**Prompt:**
Gather up all lines that carry the word "state".

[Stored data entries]

◇ ◇ ◇ ◇

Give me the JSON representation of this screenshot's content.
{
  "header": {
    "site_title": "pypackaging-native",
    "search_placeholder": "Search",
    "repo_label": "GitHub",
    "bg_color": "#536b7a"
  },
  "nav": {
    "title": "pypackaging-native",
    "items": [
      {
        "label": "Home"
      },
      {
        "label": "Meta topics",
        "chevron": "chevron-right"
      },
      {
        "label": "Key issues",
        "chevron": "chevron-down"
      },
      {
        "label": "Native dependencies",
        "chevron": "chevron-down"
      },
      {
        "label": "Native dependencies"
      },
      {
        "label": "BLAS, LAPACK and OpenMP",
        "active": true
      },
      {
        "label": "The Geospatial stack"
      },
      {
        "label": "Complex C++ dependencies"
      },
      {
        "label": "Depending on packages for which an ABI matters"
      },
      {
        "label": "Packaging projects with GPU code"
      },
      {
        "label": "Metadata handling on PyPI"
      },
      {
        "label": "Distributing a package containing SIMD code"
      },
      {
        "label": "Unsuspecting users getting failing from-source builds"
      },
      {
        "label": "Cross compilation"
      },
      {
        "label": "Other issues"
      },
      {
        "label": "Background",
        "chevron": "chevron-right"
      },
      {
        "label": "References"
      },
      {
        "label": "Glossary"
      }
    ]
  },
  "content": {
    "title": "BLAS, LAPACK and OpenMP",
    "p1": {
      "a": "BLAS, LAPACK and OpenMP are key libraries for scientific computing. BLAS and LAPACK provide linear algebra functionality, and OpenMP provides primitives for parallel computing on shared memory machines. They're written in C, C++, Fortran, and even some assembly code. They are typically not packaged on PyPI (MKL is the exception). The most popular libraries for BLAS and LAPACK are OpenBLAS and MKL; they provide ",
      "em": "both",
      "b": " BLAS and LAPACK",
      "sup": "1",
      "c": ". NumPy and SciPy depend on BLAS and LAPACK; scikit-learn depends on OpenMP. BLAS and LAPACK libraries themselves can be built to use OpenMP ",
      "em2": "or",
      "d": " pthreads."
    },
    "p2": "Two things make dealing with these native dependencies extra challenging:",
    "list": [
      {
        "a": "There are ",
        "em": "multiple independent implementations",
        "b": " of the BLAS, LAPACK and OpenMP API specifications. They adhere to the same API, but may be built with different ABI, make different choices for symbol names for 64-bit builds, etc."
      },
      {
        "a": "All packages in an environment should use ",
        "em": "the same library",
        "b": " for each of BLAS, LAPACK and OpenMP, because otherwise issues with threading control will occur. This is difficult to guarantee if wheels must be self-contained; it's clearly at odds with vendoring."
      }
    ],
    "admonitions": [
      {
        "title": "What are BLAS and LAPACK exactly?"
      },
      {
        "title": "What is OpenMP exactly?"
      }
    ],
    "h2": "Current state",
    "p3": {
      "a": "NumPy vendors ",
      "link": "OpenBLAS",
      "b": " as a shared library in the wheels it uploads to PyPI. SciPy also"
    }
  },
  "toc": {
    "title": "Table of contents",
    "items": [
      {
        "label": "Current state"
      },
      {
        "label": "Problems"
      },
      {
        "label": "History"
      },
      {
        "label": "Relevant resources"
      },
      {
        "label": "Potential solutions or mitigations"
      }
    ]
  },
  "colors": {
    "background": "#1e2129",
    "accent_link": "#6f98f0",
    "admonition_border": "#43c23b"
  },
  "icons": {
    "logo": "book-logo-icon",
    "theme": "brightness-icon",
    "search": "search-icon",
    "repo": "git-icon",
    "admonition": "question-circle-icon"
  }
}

◇ ◇ ◇ ◇

**Response below:**
    "h2": "Current state",
        "label": "Current state"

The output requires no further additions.